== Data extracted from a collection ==
※

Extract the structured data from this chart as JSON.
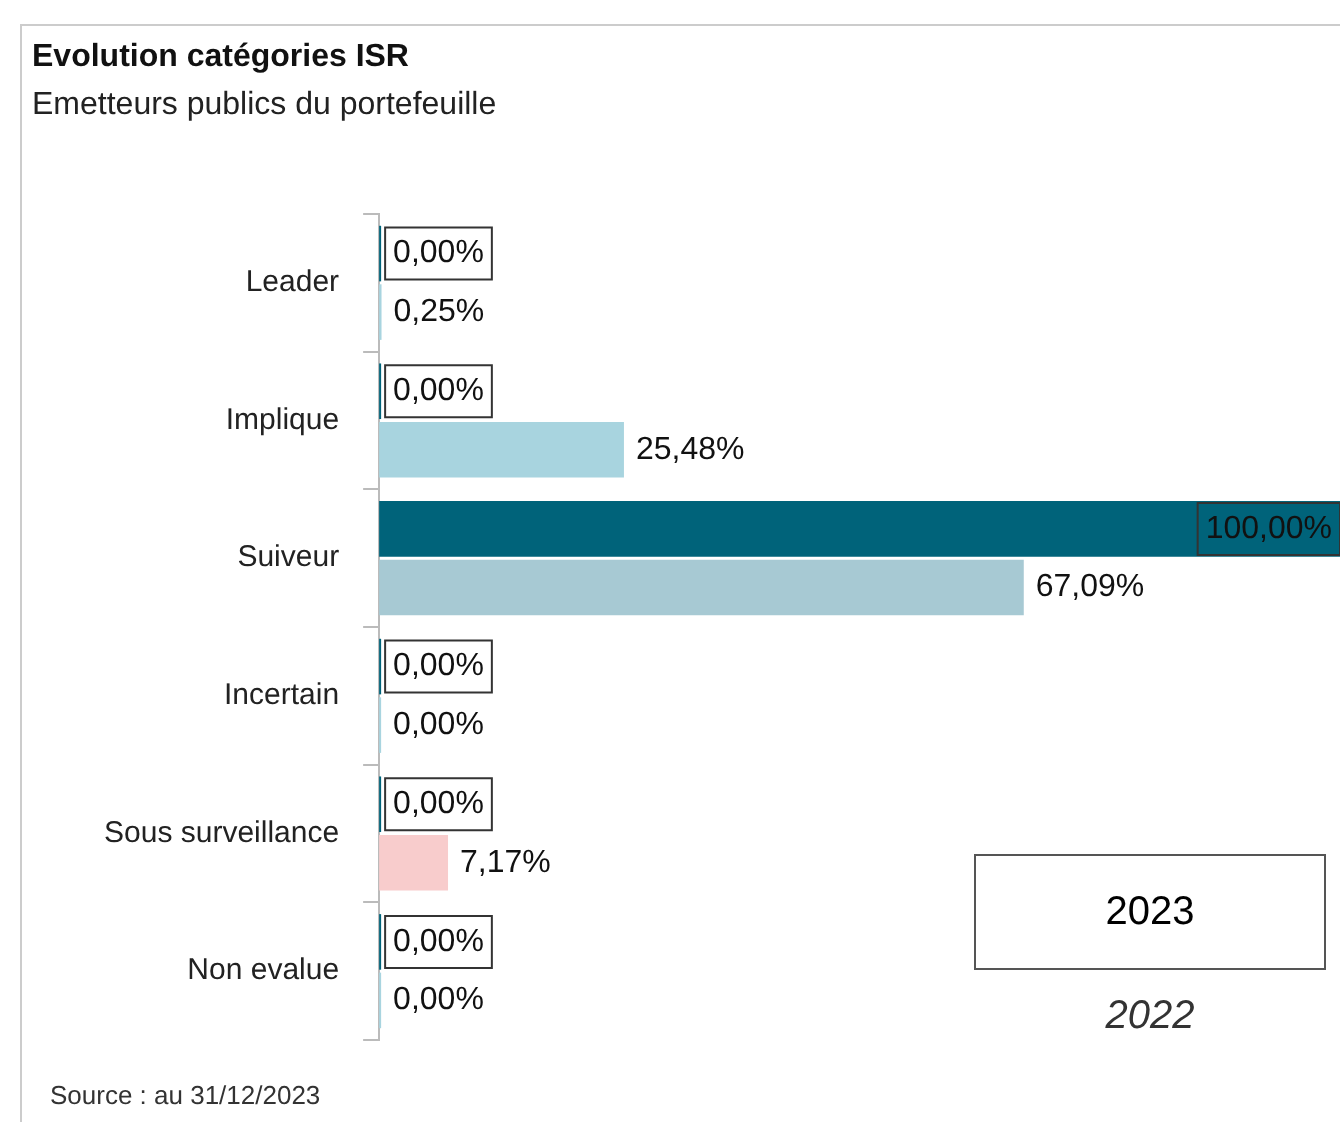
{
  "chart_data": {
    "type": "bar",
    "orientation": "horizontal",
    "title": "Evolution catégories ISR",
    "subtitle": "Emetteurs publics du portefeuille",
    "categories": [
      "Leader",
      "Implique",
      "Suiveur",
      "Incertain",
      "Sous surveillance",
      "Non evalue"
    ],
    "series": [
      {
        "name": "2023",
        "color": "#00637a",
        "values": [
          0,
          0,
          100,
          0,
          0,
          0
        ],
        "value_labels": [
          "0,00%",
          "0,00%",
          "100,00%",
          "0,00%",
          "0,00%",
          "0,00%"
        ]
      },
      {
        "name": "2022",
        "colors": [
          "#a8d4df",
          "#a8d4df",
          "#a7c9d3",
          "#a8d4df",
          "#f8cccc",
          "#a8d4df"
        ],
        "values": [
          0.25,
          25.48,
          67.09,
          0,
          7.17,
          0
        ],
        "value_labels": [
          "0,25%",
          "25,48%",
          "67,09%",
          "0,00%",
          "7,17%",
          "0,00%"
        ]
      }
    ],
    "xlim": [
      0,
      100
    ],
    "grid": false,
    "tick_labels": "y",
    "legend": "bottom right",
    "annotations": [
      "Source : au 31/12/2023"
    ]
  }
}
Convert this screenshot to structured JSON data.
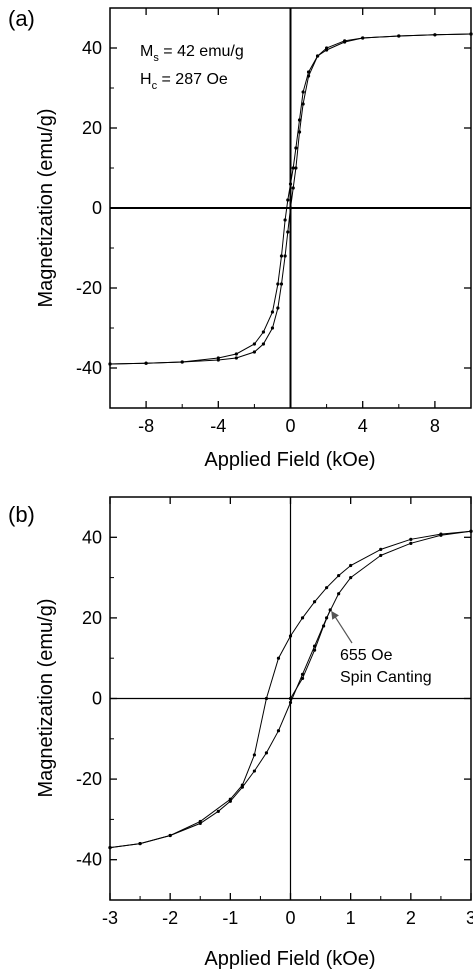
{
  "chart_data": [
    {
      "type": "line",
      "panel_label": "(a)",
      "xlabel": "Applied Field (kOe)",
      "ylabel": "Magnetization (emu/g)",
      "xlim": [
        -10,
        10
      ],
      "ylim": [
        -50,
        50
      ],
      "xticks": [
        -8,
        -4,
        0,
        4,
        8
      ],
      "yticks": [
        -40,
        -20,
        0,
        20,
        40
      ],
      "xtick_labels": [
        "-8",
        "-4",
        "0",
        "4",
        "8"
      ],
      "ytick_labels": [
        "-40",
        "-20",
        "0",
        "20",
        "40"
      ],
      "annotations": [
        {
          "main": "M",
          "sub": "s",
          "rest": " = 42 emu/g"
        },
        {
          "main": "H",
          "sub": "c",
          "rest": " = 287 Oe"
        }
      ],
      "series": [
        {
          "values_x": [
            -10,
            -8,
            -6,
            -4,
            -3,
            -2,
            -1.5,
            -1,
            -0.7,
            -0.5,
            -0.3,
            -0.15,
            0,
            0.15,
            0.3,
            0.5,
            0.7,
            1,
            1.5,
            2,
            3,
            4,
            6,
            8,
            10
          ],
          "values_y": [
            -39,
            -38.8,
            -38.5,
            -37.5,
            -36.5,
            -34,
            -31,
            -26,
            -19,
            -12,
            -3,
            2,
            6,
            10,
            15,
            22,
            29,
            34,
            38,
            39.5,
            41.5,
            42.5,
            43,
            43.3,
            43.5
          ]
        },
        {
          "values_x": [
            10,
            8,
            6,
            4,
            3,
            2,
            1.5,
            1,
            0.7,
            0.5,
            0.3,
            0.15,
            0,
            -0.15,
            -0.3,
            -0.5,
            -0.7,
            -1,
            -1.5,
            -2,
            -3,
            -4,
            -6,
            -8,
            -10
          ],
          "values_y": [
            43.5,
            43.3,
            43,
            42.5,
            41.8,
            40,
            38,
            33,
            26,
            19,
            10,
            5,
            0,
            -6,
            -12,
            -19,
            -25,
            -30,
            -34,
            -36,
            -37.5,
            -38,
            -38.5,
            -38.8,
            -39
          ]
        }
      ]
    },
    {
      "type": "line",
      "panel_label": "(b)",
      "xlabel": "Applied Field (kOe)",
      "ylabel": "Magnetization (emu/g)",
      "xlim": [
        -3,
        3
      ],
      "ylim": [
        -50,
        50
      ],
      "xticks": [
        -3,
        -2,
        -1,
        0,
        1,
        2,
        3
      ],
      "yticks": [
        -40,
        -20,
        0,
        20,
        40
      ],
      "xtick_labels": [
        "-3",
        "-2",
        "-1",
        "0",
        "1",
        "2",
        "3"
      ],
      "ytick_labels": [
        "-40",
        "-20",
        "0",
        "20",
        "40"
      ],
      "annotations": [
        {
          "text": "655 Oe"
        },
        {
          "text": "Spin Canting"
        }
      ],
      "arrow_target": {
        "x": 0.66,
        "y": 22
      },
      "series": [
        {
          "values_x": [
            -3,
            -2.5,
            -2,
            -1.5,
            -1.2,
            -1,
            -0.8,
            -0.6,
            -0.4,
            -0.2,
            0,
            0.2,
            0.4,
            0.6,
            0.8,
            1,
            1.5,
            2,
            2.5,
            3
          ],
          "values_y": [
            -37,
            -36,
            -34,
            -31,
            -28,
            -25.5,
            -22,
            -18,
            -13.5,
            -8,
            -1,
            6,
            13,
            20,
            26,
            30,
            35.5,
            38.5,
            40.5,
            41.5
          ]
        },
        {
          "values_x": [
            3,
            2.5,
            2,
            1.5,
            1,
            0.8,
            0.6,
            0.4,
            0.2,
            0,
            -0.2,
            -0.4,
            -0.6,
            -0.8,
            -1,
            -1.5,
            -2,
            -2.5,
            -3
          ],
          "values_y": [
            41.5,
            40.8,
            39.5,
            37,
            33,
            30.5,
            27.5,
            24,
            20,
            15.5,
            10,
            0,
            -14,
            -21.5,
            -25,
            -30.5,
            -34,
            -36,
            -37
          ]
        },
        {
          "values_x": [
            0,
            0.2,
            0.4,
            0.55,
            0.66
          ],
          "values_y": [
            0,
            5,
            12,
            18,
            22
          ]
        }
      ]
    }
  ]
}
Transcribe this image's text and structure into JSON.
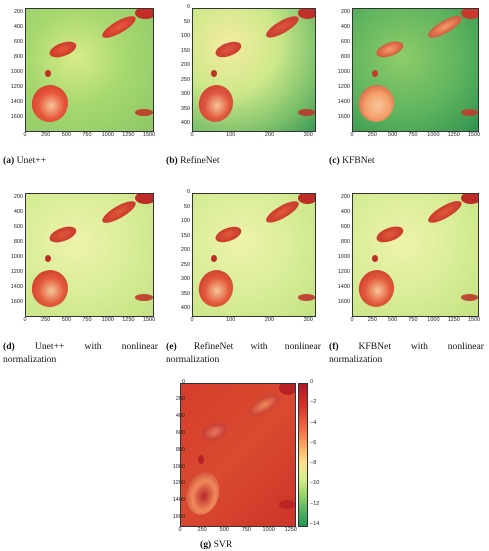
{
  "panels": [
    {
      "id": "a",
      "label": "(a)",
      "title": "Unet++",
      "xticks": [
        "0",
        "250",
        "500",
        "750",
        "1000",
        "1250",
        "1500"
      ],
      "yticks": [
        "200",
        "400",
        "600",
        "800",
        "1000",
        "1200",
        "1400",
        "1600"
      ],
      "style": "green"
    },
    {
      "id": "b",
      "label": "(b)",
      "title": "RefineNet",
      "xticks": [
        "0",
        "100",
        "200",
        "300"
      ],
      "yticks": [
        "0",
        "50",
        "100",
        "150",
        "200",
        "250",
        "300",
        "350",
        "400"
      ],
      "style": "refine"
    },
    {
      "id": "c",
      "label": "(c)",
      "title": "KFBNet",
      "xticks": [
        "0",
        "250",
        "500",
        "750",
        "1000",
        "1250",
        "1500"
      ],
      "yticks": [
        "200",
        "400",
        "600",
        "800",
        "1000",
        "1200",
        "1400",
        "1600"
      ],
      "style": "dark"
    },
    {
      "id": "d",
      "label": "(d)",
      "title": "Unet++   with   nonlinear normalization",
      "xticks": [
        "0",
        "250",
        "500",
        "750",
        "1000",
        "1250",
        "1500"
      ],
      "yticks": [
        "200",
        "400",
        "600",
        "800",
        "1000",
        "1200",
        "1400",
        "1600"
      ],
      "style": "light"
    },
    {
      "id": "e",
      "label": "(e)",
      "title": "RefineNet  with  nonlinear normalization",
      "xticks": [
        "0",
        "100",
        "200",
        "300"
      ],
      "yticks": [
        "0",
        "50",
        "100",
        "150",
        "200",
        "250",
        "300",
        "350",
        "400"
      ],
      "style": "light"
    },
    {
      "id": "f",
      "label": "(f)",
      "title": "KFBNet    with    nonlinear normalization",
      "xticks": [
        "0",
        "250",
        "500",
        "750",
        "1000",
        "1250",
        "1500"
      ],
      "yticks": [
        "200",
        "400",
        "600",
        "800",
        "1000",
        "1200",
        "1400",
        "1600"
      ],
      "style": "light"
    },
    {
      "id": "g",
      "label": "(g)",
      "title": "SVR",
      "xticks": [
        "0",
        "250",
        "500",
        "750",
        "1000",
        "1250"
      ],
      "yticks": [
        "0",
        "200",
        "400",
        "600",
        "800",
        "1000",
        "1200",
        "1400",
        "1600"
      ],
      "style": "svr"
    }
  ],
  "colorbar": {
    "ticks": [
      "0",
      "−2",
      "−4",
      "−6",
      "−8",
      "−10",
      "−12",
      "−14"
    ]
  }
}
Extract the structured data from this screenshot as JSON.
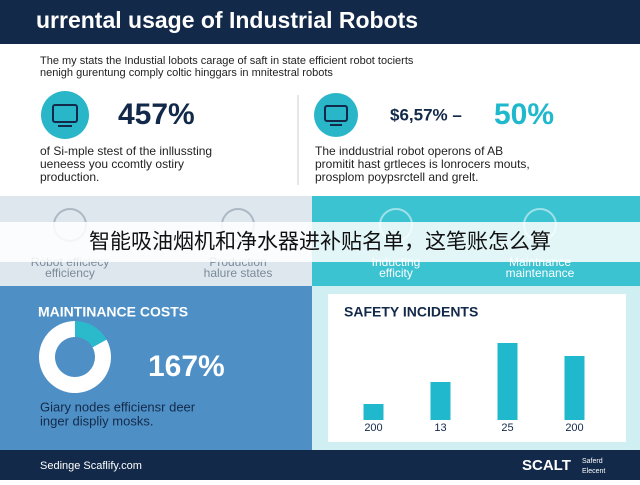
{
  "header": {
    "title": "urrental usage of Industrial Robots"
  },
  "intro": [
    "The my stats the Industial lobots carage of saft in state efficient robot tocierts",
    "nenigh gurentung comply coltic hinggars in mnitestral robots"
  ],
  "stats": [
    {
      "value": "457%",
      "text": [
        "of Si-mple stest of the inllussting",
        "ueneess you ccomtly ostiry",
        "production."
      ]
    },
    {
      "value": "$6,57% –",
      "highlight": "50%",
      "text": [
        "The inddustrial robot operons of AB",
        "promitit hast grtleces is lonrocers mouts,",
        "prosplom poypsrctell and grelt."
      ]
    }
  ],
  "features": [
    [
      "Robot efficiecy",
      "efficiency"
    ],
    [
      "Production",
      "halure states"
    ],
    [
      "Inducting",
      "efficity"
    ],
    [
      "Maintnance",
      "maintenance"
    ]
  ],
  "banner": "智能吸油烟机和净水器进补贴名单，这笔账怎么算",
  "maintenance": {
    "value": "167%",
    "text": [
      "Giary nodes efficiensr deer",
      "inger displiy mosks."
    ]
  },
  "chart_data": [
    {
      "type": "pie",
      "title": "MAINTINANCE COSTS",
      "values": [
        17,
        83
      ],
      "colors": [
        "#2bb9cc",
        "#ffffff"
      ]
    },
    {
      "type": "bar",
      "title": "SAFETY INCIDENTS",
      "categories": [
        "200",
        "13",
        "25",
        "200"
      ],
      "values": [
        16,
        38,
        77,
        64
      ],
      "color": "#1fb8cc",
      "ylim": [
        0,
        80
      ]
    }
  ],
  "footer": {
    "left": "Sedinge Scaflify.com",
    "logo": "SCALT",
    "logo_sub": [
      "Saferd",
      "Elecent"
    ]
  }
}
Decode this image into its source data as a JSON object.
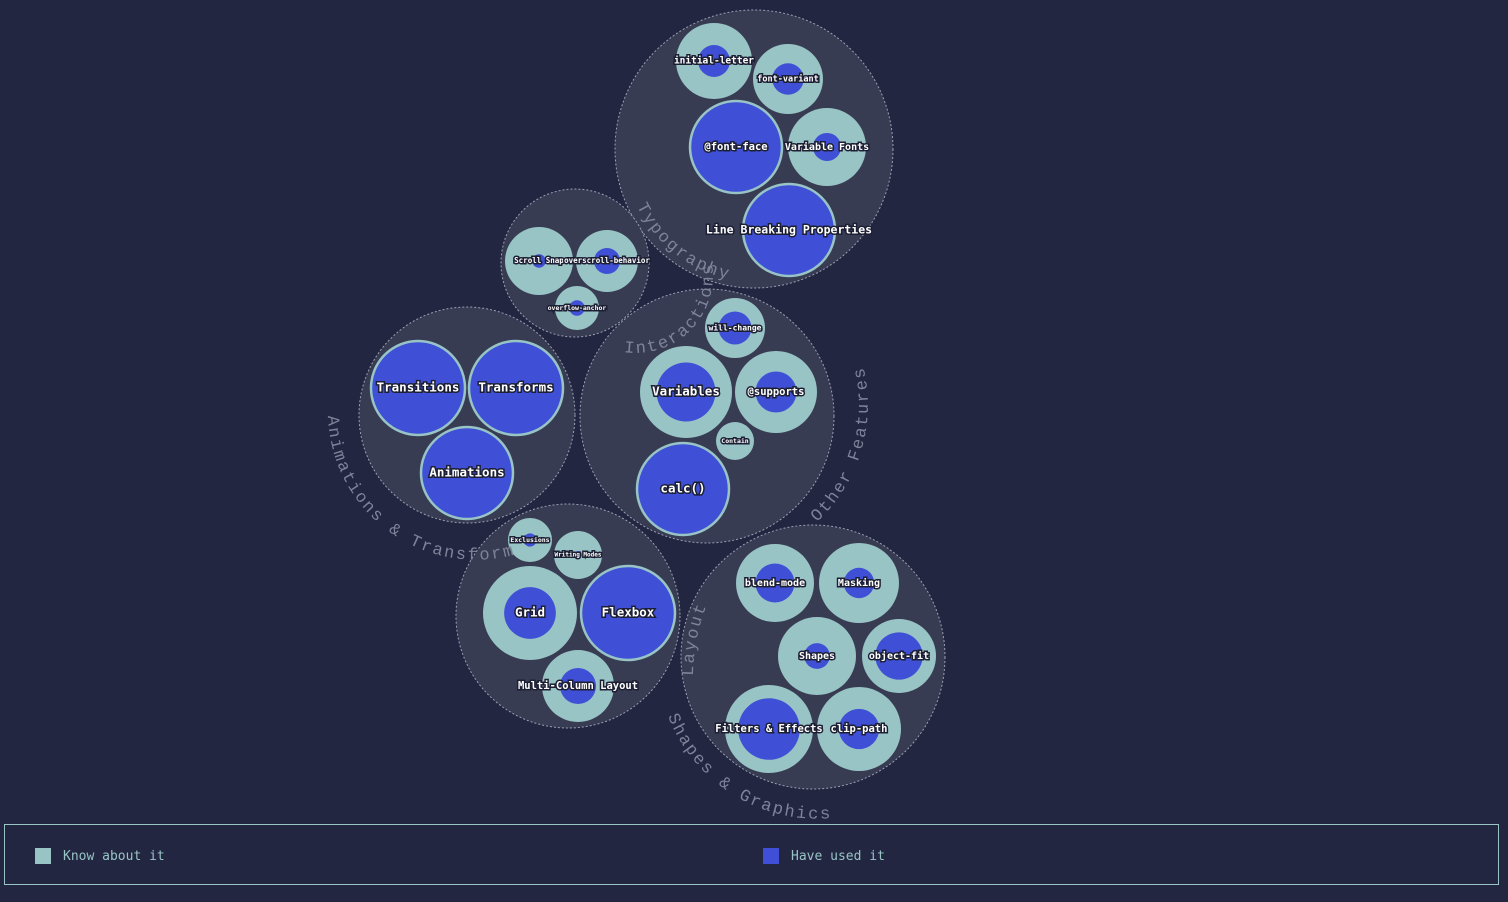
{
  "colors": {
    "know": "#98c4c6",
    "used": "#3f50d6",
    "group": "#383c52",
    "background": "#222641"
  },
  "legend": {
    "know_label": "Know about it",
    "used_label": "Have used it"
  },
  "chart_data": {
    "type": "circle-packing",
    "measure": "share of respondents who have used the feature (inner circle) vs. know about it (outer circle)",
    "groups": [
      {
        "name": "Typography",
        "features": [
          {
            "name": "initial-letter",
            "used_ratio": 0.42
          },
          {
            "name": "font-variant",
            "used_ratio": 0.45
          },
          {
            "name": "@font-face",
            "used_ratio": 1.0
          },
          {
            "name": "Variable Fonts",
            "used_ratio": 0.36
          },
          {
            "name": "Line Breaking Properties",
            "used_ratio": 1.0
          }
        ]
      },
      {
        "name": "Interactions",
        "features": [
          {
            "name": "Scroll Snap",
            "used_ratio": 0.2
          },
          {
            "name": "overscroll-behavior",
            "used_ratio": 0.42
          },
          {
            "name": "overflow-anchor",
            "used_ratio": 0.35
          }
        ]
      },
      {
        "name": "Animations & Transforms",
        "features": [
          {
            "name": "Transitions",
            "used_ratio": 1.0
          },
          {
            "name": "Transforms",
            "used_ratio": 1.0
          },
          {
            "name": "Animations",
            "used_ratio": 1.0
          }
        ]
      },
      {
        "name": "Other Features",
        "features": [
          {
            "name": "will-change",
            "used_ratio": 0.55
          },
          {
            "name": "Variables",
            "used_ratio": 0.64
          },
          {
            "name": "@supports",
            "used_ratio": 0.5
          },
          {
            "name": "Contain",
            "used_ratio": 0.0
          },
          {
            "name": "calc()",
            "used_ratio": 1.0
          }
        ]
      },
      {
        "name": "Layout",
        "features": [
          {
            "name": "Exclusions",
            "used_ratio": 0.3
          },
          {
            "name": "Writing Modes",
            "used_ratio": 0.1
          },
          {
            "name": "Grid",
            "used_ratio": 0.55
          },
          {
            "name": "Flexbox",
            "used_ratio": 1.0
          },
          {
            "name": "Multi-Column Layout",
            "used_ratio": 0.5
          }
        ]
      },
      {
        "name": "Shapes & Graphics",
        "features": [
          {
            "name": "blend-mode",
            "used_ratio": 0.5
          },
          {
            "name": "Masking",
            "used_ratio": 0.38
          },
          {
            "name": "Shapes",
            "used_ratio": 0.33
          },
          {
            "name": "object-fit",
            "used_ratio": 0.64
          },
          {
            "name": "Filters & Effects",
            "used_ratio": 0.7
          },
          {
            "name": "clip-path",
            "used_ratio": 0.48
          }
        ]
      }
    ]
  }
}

※

== Your objective ==
Find the word "stats" in the records and pull out each line that has it.

== Answer to the problem ==
    "The my stats the Industial lobots carage of saft in state efficient robot tocierts",
  "stats": [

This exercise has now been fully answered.